• [Brano del documento]
........

LONDRA - Ovazione in piedi per Re Carlo III al termine del suo discorso di apertura del Parlamento di Ottawa, durante il quale ha dichiarato che «i diritti e la sovranità dei canadesi saranno protetti» e ha ricordato che «il vero nord è forte e libero».

Le parole del re, primo monarca a leggere il tradizionale “discorso dal trono” da quasi mezzo secolo, sono state interpretate come un messaggio indiretto a Donald Trump, il presidente americano che ha preso di mira il Canada annunciando l’intenzione di farlo diventare il cinquantunesimo Stato Usa.

Re Carlo ha letto il programma del nuovo Governo guidato dal premier Mark Carney, senza esprimere opinioni personali, ma la sua presenza a Ottawa in un’occasione così importante è considerata un forte segnale di solidarietà con il Canada in quello che ha definito «un momento critico della sua storia». Sua madre, Elisabetta II, aveva letto il discorso dal trono l’ultima volta nel 1977.

Parlando in inglese e in francese, le due lingue ufficiali, Carlo ha dipinto un futuro roseo per il Canada, dicendo che le trasformazioni in atto negli scambi globali «apriranno una nuova era di crescita, che non solo permetterà al Paese di sopravvivere alle guerre commerciali, ma lo farà emergere più forte che mai».

........

• [Istruzione operativa 1] Trascrivi parola per parola il passo dell'articolo sul discorso di Re Carlo a Ottawa, partendo da "Le parole del" e arrivando fino a "volta nel 1977.".
• [Istruzione operativa 2] In quale anno, secondo l'articolo sul discorso di Re Carlo a Ottawa, Elisabetta II aveva letto per l'ultima volta il discorso dal trono?

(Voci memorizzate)
........

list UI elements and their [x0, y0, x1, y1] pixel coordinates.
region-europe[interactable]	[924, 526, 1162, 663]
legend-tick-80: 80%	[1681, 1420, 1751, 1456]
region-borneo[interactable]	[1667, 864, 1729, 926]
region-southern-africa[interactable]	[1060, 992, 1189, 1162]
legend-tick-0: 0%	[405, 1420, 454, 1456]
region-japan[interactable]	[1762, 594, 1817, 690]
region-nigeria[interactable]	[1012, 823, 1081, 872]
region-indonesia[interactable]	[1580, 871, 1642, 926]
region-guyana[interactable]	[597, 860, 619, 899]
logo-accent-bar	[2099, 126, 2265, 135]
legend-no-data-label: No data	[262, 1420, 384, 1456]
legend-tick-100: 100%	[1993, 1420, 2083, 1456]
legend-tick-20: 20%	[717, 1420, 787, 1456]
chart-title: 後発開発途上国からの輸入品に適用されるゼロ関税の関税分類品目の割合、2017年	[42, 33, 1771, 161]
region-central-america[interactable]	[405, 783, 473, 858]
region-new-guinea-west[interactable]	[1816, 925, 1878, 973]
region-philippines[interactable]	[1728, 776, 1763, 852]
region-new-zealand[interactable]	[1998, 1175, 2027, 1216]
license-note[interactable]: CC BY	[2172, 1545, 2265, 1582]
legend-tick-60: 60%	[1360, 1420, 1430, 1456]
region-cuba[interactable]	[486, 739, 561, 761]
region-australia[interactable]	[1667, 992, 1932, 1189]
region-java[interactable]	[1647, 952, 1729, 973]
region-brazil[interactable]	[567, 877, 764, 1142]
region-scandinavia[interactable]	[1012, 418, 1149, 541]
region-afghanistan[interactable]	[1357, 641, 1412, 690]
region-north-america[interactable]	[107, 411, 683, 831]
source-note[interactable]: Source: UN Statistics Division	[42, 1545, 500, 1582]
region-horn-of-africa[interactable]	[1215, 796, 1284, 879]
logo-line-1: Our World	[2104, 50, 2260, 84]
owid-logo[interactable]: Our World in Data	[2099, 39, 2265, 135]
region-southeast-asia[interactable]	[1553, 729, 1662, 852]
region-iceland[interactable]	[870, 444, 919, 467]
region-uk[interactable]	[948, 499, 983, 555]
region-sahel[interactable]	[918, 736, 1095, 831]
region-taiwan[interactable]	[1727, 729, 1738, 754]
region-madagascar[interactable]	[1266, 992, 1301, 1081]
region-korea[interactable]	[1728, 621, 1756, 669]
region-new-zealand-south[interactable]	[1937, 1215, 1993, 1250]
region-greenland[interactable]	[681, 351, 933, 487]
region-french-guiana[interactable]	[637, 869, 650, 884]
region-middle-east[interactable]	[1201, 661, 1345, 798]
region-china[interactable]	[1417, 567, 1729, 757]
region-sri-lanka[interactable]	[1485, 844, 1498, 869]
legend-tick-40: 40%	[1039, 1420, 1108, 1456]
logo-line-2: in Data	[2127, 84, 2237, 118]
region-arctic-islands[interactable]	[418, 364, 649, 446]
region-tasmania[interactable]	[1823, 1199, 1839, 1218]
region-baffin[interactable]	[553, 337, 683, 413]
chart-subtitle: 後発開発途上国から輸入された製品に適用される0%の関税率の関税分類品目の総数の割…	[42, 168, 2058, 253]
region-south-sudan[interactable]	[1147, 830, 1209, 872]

........

• [Soluzione 1]
Le parole del re, primo monarca a leggere il tradizionale “discorso dal trono” da quasi mezzo secolo, sono state interpretate come un messaggio indiretto a Donald Trump, il presidente americano che ha preso di mira il Canada annunciando l’intenzione di farlo diventare il cinquantunesimo Stato Usa.

Re Carlo ha letto il programma del nuovo Governo guidato dal premier Mark Carney, senza esprimere opinioni personali, ma la sua presenza a Ottawa in un’occasione così importante è considerata un forte segnale di solidarietà con il Canada in quello che ha definito «un momento critico della sua storia». Sua madre, Elisabetta II, aveva letto il discorso dal trono l’ultima volta nel 1977.

• [Soluzione 2] Nel 1977.